Source records:

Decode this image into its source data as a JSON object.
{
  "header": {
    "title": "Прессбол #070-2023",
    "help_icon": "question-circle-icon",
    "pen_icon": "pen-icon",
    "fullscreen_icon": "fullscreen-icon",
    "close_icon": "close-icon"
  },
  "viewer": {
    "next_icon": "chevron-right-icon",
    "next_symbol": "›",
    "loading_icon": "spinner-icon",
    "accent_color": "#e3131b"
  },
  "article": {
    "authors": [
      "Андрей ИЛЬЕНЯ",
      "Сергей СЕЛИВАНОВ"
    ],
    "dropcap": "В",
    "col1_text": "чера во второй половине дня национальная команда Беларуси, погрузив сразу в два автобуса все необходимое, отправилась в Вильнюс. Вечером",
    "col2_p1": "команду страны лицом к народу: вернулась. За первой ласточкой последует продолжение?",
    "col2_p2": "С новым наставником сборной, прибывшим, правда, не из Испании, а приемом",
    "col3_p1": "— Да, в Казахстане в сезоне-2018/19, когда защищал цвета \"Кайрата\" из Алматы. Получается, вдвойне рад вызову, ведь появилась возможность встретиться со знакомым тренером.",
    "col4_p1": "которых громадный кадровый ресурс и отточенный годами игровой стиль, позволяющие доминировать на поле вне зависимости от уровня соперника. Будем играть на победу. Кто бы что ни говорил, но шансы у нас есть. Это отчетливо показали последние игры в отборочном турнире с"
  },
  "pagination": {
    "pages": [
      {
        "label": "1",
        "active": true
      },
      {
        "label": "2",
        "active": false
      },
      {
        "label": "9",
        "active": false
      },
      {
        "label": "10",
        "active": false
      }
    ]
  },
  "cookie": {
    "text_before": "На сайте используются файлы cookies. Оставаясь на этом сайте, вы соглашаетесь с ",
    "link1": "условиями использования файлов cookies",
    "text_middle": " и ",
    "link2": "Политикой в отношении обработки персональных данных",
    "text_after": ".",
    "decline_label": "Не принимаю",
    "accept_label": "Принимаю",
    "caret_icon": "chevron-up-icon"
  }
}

Task directions:
List each line in the listing that contains the string "chevron".

Output for this exercise:
    "next_icon": "chevron-right-icon",
    "caret_icon": "chevron-up-icon"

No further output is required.